→ **EXERCISE REQUIREMENTS**
Look through the data and write out every line with the word "πίεσης" in it.

>> START DATA IN THIS EXERCISE

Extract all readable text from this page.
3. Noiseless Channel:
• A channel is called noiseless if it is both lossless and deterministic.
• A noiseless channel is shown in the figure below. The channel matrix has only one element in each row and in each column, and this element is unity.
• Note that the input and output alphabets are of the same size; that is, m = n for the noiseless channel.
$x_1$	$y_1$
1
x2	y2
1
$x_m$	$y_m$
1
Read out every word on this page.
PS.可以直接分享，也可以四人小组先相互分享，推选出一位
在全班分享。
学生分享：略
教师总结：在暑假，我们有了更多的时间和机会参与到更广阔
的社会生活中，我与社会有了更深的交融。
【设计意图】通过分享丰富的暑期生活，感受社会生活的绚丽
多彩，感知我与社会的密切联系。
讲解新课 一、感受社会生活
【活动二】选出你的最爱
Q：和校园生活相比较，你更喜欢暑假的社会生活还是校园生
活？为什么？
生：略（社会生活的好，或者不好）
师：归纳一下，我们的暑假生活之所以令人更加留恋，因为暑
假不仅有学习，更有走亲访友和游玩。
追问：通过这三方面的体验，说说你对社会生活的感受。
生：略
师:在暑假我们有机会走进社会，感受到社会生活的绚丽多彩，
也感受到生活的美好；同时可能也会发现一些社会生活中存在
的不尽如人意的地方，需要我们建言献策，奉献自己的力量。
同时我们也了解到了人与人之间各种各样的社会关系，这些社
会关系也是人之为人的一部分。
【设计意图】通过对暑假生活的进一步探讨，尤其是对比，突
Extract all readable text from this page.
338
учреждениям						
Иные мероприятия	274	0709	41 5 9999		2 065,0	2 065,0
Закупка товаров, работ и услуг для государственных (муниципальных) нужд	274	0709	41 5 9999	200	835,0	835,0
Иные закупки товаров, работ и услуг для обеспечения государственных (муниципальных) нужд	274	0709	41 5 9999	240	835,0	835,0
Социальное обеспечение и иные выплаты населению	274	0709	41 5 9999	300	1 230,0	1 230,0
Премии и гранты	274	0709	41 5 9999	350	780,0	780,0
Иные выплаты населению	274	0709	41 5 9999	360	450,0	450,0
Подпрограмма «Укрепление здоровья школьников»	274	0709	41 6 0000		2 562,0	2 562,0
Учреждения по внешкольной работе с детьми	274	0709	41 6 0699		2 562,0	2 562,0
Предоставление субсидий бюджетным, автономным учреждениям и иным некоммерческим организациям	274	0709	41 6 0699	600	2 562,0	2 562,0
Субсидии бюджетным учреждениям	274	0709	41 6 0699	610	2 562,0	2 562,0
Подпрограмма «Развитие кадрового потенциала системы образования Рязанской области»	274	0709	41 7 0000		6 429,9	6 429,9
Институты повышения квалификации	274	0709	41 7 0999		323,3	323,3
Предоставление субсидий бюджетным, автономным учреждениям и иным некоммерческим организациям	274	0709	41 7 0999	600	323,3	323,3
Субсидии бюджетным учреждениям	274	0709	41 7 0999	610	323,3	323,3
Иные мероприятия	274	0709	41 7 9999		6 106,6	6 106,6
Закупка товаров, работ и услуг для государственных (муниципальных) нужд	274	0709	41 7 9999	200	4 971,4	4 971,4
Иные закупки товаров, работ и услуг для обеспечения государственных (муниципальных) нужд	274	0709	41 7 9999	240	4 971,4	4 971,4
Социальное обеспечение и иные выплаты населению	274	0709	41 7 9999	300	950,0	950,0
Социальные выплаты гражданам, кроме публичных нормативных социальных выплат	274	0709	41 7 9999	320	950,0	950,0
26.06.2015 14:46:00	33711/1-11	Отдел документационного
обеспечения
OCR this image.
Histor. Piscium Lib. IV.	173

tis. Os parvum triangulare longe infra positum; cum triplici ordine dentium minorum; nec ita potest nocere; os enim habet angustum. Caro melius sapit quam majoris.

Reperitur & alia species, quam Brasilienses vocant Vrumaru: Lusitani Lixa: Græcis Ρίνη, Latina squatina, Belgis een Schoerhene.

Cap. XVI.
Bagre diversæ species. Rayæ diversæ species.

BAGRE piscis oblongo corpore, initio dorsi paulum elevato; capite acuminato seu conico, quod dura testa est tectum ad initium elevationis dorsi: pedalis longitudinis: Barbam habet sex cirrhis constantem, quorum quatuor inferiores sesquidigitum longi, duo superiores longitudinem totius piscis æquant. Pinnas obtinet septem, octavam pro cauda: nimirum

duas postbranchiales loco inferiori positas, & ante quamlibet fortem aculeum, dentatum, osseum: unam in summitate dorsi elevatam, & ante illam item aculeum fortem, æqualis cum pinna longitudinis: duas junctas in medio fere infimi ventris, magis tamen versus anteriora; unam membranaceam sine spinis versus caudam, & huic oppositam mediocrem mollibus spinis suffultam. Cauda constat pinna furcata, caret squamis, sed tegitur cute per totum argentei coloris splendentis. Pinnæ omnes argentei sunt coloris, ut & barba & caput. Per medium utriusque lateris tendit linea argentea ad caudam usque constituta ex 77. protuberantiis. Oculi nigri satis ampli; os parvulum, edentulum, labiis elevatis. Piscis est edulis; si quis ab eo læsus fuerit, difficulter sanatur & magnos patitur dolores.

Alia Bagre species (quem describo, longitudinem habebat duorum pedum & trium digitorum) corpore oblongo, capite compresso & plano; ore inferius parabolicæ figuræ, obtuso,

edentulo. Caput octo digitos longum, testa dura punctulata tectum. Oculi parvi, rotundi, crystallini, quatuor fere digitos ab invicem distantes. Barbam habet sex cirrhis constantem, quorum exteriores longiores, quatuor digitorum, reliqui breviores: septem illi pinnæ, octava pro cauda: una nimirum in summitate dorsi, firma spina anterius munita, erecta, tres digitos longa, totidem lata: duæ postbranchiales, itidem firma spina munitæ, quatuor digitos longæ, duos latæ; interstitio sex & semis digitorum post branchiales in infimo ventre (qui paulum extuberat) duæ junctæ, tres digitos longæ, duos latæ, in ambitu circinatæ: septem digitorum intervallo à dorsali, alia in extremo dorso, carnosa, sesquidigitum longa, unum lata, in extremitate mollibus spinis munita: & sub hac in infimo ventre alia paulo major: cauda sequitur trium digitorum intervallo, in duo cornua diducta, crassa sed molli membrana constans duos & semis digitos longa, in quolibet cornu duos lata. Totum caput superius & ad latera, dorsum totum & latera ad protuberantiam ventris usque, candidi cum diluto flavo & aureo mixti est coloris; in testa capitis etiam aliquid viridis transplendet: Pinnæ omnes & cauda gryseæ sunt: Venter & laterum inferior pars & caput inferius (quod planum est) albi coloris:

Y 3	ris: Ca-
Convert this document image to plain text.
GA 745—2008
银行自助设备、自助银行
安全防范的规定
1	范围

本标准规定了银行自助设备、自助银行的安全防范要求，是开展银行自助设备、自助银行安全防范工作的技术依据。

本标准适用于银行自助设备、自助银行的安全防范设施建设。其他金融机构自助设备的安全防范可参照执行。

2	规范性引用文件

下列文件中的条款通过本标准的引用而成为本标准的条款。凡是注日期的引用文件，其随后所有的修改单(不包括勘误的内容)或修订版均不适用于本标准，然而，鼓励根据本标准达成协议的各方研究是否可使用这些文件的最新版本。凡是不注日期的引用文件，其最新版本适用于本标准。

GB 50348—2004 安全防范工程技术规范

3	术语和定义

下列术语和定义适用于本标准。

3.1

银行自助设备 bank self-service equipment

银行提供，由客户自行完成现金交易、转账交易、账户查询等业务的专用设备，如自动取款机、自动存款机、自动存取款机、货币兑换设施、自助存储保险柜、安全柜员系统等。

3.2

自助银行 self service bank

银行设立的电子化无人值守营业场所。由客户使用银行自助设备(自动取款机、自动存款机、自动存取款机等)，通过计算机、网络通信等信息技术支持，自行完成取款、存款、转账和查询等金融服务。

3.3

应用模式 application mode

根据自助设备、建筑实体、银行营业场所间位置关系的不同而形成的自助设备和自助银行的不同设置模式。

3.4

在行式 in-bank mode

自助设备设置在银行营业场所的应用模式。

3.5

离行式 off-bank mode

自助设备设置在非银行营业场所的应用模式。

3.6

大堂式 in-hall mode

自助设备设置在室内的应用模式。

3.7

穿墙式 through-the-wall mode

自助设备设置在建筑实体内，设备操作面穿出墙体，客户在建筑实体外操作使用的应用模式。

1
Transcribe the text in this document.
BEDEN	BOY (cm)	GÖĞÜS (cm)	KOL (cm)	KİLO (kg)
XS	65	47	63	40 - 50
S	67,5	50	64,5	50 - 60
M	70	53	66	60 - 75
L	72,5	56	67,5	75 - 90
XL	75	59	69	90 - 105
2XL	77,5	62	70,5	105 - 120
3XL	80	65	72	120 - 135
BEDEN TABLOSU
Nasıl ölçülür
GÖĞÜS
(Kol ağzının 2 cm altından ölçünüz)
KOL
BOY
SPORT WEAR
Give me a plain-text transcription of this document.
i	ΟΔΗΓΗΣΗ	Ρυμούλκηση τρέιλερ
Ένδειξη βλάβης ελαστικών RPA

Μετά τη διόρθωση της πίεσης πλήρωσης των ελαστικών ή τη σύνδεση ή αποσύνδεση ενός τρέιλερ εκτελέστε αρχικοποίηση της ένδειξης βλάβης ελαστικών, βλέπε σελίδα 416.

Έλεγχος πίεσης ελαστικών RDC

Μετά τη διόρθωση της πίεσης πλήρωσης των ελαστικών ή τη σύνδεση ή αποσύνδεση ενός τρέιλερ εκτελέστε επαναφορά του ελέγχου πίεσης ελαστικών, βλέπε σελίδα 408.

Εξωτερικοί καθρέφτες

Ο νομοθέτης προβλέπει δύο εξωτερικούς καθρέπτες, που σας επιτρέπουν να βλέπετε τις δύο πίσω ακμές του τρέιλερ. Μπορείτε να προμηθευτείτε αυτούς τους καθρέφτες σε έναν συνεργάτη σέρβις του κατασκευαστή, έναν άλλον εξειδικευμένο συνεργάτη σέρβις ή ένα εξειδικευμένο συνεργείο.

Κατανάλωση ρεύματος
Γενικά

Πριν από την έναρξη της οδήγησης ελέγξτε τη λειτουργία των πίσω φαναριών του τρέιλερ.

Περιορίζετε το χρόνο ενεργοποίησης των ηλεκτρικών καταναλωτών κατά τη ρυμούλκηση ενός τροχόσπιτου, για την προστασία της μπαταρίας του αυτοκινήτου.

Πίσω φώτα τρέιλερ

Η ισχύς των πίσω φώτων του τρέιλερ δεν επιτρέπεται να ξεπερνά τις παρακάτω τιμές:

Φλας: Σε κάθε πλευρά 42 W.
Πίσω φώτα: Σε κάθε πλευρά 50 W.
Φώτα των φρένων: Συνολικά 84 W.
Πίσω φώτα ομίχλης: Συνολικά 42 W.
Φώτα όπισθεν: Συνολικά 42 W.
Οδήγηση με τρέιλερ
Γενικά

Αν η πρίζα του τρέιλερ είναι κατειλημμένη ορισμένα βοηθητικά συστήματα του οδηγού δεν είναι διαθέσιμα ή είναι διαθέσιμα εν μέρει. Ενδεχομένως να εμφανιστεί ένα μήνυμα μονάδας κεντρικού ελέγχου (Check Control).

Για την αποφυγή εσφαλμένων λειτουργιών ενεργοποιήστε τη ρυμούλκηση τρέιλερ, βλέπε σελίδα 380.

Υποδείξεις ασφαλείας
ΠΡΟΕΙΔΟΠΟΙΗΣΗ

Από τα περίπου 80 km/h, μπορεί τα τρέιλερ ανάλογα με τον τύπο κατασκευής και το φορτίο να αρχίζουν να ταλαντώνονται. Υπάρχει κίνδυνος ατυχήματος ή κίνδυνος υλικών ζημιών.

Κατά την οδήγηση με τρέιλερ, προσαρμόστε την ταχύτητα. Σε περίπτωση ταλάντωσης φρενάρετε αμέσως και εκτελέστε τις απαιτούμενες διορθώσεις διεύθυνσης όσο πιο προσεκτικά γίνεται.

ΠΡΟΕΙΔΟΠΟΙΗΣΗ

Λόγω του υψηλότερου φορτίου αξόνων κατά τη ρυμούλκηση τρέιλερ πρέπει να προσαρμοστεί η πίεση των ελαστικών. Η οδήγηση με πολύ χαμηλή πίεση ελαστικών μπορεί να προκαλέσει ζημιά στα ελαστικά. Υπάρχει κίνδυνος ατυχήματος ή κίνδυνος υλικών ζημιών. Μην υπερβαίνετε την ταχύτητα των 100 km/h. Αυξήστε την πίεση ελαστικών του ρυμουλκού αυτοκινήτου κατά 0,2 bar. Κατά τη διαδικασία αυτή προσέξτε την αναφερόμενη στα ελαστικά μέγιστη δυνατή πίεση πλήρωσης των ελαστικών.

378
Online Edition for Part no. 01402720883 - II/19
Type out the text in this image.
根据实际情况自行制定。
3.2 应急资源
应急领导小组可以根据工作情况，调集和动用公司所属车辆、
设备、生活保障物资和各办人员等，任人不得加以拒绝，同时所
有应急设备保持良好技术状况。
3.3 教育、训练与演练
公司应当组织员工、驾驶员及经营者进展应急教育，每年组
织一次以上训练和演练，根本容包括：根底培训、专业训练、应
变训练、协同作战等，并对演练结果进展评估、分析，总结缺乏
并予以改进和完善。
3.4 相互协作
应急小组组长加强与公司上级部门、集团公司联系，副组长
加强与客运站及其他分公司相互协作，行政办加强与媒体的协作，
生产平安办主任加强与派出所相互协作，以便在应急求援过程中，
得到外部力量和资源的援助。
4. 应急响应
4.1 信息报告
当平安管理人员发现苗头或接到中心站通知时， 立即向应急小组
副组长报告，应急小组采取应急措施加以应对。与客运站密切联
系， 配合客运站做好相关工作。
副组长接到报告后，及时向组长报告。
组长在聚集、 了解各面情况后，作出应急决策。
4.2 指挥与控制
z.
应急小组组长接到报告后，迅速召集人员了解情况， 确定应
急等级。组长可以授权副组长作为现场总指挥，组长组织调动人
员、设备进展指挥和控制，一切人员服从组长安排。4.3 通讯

>> END DATA IN THIS EXERCISE

→ **TASK OUTPUT**
Μετά τη διόρθωση της πίεσης πλήρωσης των ελαστικών ή τη σύνδεση ή αποσύνδεση ενός τρέιλερ εκτελέστε αρχικοποίηση της ένδειξης βλάβης ελαστικών, βλέπε σελίδα 416.
Έλεγχος πίεσης ελαστικών RDC
Μετά τη διόρθωση της πίεσης πλήρωσης των ελαστικών ή τη σύνδεση ή αποσύνδεση ενός τρέιλερ εκτελέστε επαναφορά του ελέγχου πίεσης ελαστικών, βλέπε σελίδα 408.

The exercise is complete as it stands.